» **Work to complete**
Copy out the lines that have "image" in them.

Extracted data entries
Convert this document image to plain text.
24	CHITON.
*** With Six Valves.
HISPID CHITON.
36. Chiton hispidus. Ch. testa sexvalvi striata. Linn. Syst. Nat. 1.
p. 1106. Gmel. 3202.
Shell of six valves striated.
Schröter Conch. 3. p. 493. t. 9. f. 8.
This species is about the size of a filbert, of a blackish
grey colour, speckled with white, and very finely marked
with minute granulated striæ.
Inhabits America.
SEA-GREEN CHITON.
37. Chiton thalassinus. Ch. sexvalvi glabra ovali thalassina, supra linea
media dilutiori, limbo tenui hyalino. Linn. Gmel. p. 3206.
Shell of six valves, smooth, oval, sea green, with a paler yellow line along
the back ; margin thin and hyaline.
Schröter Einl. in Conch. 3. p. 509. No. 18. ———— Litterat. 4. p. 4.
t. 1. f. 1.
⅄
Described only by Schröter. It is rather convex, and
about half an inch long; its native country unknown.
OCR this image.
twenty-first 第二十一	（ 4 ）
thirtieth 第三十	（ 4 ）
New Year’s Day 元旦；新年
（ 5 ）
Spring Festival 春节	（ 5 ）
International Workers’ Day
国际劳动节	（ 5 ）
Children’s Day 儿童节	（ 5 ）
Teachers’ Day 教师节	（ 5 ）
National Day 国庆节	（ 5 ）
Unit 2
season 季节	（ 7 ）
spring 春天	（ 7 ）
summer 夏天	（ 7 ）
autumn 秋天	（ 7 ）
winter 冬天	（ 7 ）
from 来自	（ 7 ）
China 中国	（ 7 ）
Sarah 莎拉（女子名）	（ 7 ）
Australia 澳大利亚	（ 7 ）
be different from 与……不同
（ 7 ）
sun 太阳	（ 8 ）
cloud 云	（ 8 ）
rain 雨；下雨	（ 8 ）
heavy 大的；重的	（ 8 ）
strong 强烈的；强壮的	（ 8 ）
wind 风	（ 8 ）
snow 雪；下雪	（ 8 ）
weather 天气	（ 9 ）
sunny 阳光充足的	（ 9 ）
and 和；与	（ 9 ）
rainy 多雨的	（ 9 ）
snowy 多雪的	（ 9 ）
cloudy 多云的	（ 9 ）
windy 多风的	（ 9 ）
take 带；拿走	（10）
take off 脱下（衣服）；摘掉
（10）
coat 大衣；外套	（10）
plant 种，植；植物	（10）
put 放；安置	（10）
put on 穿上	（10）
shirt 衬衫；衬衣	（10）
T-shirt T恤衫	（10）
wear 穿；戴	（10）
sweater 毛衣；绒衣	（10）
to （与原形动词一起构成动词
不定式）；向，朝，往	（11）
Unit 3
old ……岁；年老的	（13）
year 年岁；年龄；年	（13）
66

» **Exercise response**
Convert this document image to plain text.
OCR this image.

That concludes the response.